Given instruction - Identify the lines that contain the word "yhteensä" and copy each one.

______________________________

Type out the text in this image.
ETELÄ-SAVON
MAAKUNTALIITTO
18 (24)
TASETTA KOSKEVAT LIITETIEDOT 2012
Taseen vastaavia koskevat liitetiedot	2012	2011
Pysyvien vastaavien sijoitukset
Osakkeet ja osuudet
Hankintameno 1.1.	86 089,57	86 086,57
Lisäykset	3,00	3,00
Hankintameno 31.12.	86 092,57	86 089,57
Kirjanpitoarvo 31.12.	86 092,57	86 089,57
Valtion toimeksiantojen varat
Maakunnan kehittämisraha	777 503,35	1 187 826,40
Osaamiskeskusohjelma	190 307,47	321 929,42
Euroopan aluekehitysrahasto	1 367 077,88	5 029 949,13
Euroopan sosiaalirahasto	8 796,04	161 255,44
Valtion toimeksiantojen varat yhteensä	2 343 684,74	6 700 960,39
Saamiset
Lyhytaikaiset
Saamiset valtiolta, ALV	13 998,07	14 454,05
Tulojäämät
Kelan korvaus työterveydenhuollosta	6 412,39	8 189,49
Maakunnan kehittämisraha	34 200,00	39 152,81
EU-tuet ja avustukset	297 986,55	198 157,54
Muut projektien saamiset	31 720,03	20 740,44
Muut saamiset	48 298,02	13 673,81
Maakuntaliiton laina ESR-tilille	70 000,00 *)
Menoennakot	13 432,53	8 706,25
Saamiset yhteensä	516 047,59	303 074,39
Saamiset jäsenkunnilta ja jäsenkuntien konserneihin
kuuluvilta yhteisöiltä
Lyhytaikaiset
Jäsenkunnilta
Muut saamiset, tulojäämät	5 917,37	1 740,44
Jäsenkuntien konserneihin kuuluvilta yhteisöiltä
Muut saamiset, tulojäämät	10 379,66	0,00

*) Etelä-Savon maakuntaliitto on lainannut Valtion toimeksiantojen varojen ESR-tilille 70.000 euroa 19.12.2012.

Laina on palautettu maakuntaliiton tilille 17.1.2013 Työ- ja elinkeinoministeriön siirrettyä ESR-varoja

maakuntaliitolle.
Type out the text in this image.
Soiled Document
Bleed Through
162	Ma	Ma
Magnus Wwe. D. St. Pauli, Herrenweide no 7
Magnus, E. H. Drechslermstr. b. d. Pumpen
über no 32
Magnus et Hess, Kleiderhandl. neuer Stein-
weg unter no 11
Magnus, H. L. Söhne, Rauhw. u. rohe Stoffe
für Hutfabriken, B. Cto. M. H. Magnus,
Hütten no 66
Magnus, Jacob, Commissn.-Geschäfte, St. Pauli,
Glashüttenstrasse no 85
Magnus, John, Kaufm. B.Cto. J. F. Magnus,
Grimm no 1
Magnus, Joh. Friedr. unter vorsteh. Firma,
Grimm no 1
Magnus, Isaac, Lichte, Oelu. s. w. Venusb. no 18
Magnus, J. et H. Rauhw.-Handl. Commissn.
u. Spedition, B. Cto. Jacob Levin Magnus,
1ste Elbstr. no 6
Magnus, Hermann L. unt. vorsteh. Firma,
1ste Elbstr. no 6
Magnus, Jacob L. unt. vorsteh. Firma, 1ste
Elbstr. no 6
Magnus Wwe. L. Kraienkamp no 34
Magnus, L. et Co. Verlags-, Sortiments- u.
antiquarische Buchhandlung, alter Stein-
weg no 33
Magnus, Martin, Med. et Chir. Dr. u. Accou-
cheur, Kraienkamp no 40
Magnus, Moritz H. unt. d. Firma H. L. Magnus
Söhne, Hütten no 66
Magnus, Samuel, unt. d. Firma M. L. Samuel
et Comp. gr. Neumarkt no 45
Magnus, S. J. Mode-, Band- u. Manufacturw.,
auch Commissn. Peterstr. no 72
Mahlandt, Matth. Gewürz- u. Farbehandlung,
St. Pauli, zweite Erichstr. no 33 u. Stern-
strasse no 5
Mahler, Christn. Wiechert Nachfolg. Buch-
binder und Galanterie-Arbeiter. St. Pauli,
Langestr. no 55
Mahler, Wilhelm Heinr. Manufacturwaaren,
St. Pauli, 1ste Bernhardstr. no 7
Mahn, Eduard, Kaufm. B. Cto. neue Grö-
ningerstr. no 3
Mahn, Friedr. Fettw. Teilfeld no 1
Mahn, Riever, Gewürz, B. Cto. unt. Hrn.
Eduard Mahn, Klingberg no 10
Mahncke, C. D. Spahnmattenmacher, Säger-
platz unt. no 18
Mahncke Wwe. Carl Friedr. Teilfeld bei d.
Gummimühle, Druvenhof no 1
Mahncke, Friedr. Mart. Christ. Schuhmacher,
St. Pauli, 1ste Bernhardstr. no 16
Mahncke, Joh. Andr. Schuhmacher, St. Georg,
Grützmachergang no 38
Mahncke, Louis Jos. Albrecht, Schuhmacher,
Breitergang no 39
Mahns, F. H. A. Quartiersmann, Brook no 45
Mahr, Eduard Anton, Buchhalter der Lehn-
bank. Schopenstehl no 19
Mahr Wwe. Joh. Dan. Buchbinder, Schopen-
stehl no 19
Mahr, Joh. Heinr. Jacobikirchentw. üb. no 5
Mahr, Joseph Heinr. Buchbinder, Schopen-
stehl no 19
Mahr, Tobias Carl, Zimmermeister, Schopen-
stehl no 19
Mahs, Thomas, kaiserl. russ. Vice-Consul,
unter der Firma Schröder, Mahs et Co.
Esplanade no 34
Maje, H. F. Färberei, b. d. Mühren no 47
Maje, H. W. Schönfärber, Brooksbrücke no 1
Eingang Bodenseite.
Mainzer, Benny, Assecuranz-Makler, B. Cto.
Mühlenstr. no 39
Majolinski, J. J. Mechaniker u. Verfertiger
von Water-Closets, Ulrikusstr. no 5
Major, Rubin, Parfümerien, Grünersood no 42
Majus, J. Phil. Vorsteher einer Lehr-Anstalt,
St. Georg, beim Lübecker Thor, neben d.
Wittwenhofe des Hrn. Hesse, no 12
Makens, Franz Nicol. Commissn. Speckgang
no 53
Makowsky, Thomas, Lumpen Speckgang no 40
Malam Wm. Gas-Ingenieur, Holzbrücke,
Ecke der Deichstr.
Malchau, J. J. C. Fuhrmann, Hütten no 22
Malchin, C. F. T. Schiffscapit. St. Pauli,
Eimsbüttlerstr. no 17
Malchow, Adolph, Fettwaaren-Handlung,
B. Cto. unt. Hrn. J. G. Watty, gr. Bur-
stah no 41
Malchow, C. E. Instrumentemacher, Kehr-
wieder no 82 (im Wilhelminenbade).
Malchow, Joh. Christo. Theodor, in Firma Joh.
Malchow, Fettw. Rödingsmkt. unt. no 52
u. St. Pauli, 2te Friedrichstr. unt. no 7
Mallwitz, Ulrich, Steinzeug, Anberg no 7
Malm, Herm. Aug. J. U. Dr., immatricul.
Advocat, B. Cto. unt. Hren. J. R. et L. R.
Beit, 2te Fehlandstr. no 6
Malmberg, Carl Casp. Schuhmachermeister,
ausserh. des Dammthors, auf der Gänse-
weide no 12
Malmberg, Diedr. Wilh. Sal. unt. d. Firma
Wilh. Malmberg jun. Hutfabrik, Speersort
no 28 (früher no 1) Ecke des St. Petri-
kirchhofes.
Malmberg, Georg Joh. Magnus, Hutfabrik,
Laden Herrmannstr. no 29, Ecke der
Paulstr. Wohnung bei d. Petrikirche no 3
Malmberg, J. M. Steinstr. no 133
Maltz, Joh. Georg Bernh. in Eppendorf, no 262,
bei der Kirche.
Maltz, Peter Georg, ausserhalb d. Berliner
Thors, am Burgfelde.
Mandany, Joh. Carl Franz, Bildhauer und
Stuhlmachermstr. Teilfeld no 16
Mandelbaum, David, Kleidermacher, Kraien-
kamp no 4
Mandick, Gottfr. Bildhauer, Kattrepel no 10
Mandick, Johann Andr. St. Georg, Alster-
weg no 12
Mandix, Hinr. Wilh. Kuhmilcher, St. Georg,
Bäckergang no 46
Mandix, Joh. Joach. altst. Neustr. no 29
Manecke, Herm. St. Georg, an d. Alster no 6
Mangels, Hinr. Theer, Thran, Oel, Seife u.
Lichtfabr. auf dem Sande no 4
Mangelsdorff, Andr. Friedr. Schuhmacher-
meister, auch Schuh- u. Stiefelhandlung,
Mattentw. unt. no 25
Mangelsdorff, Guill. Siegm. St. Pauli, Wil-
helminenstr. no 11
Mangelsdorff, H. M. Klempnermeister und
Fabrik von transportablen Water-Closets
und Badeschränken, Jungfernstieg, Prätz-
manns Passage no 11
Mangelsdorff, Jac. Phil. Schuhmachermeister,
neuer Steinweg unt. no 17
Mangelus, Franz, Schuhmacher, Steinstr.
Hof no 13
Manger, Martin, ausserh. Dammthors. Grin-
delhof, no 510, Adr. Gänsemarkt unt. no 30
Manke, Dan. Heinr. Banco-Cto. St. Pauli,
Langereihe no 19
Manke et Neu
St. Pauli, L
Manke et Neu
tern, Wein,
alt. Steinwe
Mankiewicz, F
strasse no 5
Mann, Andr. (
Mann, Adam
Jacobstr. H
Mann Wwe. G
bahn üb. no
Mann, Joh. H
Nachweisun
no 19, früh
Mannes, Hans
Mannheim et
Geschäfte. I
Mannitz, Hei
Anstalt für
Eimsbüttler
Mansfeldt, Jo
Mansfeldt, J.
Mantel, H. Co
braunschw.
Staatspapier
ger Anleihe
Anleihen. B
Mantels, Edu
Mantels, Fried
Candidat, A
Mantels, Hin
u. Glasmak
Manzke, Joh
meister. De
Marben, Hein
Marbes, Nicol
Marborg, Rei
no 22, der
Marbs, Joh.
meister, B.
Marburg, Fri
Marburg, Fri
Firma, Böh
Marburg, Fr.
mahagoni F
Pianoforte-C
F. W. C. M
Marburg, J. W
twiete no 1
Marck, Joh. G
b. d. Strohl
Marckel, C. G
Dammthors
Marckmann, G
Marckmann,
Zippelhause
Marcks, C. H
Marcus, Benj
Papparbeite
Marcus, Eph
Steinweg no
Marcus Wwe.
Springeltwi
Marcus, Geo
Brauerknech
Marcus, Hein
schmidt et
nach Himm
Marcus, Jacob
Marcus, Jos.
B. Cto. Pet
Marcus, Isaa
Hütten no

______________________________

Response for this exercise -
Valtion toimeksiantojen varat yhteensä	2 343 684,74	6 700 960,39
Saamiset yhteensä	516 047,59	303 074,39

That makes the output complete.